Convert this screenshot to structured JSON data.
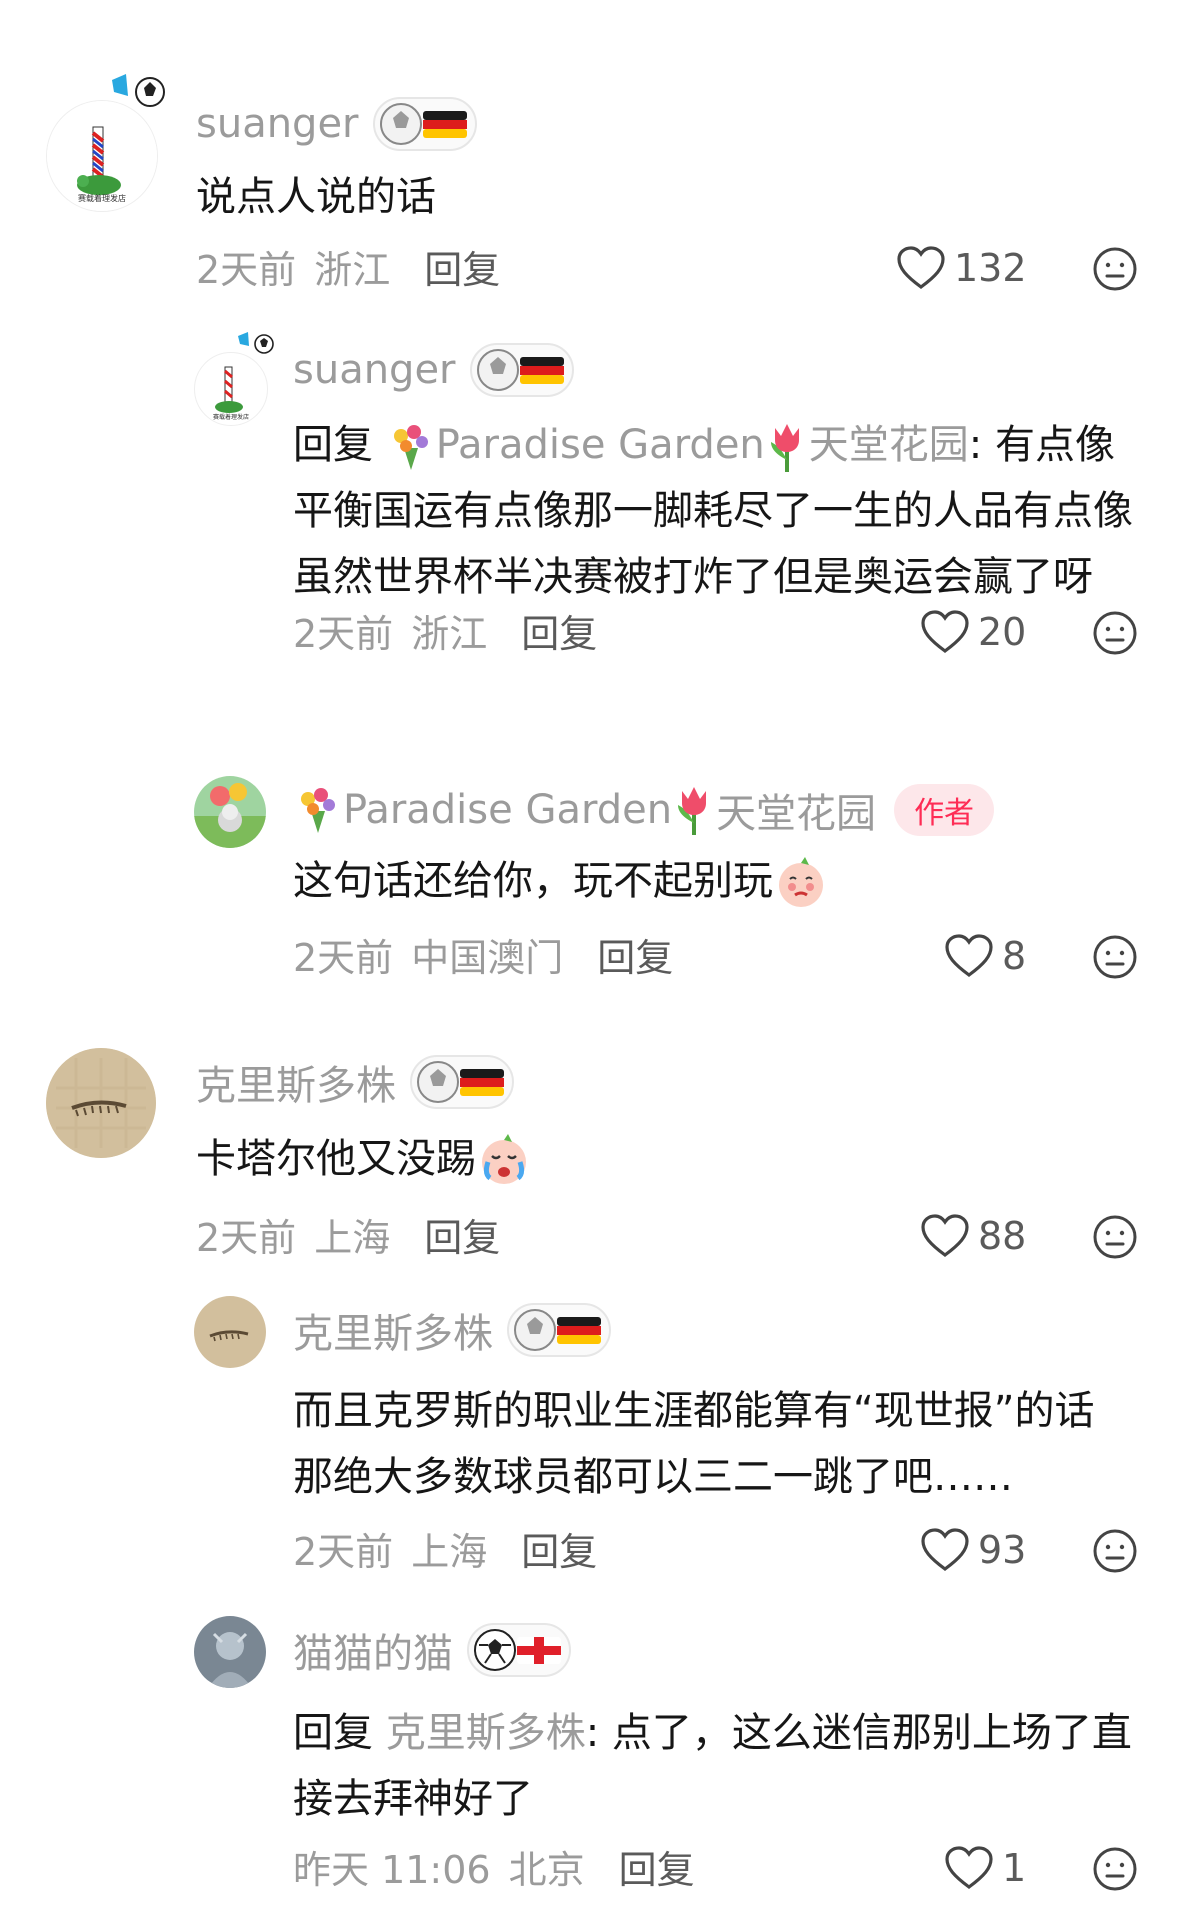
{
  "comments": [
    {
      "user": "suanger",
      "text": "说点人说的话",
      "time": "2天前",
      "location": "浙江",
      "reply_label": "回复",
      "likes": "132",
      "replies": [
        {
          "user": "suanger",
          "reply_prefix": "回复",
          "mention": "Paradise Garden",
          "mention_suffix": "天堂花园",
          "text_after_mention": ": 有点像平衡国运有点像那一脚耗尽了一生的人品有点像虽然世界杯半决赛被打炸了但是奥运会赢了呀",
          "time": "2天前",
          "location": "浙江",
          "reply_label": "回复",
          "likes": "20"
        },
        {
          "user": "Paradise Garden",
          "user_suffix": "天堂花园",
          "author_tag": "作者",
          "text": "这句话还给你，玩不起别玩",
          "time": "2天前",
          "location": "中国澳门",
          "reply_label": "回复",
          "likes": "8"
        }
      ]
    },
    {
      "user": "克里斯多株",
      "text": "卡塔尔他又没踢",
      "time": "2天前",
      "location": "上海",
      "reply_label": "回复",
      "likes": "88",
      "replies": [
        {
          "user": "克里斯多株",
          "text": "而且克罗斯的职业生涯都能算有“现世报”的话那绝大多数球员都可以三二一跳了吧……",
          "time": "2天前",
          "location": "上海",
          "reply_label": "回复",
          "likes": "93"
        },
        {
          "user": "猫猫的猫",
          "reply_prefix": "回复",
          "mention": "克里斯多株",
          "text_after_mention": ": 点了，这么迷信那别上场了直接去拜神好了",
          "time": "昨天 11:06",
          "location": "北京",
          "reply_label": "回复",
          "likes": "1"
        }
      ]
    }
  ],
  "icons": {
    "like": "heart-outline-icon",
    "more": "emoji-neutral-icon",
    "badge_germany": "football-germany-badge",
    "badge_england": "football-england-badge"
  },
  "colors": {
    "username": "#9b9b9b",
    "text": "#161616",
    "author_tag_bg": "#fde7ea",
    "author_tag_fg": "#fe2c55"
  }
}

**TASK TO COMPLETE**. In the lines above, find each one with "location" and list it.

**EXERCISE RESULT**.
      "location": "浙江",
          "location": "浙江",
          "location": "中国澳门",
      "location": "上海",
          "location": "上海",
          "location": "北京",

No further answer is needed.